SET TASK –
Determine which lines of the records include the word "right", and copy them.

-- Begin --

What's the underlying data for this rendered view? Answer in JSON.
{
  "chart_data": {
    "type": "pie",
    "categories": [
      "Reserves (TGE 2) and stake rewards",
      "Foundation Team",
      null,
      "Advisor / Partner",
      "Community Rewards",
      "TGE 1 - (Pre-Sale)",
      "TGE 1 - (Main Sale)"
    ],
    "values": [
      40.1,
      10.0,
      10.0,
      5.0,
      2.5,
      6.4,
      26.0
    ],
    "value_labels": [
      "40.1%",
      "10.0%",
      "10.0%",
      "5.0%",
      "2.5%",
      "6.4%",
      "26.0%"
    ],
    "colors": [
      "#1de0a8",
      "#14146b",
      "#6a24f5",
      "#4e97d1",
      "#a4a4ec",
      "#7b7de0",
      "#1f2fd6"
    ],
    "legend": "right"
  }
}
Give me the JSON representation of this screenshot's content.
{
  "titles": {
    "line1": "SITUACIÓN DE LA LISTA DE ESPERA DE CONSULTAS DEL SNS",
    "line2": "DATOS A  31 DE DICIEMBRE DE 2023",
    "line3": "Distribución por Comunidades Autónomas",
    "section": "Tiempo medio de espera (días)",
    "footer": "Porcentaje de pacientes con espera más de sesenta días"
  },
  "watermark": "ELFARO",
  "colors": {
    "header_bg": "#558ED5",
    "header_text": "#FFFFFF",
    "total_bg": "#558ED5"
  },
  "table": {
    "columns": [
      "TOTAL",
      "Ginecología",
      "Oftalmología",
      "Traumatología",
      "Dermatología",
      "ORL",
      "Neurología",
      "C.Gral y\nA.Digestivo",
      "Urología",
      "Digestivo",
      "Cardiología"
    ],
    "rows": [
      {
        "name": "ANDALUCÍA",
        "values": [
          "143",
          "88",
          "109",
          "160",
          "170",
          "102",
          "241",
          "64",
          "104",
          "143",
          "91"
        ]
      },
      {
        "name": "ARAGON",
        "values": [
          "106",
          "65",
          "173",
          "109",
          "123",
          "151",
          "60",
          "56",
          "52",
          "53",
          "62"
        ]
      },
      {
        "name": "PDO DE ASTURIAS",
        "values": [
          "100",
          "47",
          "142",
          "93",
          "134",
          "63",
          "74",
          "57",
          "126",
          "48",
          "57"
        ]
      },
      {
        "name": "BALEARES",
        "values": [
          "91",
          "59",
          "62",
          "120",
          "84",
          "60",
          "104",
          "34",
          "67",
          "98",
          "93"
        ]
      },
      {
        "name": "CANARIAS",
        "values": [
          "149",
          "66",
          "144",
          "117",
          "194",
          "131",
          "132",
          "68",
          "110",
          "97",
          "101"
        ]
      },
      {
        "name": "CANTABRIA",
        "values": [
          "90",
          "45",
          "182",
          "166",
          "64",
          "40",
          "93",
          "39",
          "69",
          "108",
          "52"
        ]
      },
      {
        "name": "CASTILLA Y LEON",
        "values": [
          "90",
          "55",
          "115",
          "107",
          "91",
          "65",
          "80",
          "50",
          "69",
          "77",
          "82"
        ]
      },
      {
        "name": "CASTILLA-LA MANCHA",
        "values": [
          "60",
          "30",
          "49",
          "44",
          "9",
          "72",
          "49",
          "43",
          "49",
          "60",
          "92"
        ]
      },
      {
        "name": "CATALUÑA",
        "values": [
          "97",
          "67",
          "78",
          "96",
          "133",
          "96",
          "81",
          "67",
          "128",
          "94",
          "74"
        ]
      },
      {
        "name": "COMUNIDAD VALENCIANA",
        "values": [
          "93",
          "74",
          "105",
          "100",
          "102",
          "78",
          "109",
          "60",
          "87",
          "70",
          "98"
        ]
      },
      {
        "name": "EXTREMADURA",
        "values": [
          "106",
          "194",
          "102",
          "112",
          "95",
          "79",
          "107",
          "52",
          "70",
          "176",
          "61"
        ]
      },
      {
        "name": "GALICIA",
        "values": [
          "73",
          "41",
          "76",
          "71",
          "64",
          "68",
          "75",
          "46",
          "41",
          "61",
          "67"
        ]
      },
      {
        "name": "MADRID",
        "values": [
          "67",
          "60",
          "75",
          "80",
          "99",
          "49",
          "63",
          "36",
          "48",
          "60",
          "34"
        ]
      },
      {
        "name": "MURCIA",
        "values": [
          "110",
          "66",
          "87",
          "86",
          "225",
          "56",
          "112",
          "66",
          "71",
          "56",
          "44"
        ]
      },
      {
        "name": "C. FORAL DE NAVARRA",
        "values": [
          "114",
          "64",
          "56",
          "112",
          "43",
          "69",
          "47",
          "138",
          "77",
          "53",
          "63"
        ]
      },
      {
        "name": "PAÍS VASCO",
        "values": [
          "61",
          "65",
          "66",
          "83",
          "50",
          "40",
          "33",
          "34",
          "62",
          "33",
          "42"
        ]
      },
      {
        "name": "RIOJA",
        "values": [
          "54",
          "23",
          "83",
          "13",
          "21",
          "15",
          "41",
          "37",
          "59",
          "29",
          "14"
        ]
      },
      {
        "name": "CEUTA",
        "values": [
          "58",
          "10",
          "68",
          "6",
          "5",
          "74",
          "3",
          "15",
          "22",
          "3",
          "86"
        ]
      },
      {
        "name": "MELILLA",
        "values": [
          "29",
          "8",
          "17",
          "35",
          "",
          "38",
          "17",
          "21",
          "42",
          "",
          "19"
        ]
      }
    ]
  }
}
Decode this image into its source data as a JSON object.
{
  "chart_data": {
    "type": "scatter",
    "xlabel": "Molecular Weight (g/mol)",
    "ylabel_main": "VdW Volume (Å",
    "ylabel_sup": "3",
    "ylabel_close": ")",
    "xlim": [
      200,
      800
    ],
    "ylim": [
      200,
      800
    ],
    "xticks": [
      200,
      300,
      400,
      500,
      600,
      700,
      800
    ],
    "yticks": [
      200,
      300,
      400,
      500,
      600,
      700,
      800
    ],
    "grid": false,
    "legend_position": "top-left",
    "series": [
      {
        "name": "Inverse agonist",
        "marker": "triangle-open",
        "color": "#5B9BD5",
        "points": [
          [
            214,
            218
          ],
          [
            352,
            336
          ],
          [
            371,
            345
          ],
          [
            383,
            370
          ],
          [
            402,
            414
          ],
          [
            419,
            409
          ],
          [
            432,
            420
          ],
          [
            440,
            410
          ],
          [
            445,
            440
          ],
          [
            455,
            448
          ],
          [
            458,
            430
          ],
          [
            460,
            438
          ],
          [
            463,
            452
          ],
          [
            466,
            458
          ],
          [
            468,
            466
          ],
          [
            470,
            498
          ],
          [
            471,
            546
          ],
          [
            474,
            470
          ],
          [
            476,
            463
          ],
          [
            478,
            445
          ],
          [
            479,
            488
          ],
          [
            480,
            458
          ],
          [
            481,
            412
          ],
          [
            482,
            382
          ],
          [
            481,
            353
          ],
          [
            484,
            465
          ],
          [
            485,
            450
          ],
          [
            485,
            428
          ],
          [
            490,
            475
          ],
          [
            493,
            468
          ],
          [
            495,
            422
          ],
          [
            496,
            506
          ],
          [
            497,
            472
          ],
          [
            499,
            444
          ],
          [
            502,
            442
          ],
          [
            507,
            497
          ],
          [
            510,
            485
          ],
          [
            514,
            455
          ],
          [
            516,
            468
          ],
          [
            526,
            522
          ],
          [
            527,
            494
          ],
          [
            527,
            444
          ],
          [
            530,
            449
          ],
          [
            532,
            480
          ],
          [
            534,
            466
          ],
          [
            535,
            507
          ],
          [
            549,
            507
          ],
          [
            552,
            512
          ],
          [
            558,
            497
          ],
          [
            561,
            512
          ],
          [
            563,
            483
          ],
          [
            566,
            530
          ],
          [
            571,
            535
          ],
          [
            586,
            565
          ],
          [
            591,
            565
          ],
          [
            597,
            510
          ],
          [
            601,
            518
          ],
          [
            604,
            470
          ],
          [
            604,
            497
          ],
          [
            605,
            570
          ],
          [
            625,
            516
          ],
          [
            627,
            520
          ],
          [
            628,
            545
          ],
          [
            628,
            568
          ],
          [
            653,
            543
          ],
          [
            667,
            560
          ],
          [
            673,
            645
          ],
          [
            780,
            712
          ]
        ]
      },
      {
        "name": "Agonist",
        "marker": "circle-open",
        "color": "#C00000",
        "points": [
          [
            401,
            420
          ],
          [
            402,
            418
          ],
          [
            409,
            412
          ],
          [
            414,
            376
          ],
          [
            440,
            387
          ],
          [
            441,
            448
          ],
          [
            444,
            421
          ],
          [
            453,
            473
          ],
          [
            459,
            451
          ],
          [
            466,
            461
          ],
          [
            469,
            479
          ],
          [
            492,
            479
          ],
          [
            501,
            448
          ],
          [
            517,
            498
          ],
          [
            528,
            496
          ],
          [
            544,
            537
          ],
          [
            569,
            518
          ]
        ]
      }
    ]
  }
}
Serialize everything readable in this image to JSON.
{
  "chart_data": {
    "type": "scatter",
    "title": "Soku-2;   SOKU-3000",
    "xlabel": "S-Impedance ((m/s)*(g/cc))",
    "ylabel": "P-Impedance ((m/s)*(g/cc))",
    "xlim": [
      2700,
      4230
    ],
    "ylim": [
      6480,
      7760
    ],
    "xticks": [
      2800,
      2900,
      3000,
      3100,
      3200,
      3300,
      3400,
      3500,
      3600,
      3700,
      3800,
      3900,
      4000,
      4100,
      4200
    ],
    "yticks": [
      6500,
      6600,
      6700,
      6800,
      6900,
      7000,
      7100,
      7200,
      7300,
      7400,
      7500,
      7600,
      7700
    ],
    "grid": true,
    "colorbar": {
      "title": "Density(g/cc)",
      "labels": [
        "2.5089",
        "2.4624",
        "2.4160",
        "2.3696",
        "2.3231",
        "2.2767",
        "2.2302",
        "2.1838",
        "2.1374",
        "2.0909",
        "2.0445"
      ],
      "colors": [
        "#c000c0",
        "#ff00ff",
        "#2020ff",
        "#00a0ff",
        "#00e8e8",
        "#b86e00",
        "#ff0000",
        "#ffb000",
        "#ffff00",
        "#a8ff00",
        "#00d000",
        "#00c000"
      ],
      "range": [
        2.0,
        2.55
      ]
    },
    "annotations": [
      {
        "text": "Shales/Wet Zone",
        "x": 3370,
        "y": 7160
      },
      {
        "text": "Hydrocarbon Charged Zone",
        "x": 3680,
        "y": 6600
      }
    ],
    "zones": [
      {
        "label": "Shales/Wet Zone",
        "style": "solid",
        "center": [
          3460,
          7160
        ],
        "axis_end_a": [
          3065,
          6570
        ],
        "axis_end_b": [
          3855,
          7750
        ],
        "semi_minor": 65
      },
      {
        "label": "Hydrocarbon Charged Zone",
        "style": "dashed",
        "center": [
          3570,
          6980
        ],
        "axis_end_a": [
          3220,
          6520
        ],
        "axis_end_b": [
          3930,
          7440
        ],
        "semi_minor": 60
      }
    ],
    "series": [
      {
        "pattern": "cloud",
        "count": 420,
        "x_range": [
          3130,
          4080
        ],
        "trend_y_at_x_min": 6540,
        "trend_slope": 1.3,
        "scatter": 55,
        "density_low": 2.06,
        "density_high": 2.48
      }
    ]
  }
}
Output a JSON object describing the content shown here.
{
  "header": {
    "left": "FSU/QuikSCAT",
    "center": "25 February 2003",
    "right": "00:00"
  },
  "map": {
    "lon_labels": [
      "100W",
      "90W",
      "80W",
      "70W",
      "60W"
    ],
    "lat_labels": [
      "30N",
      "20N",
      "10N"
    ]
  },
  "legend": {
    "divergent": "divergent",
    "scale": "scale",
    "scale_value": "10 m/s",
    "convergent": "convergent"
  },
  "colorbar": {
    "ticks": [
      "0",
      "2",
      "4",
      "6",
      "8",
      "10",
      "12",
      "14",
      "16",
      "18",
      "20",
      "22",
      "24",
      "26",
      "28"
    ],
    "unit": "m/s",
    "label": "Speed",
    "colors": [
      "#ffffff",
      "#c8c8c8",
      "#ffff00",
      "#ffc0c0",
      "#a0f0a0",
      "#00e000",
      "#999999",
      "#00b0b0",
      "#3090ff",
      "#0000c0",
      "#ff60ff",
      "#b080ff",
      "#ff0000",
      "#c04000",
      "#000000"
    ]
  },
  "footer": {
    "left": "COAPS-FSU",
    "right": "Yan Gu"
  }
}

-- End --

RESPONSE BELOW –
    "legend": "right"
    "right": "00:00"
    "right": "Yan Gu"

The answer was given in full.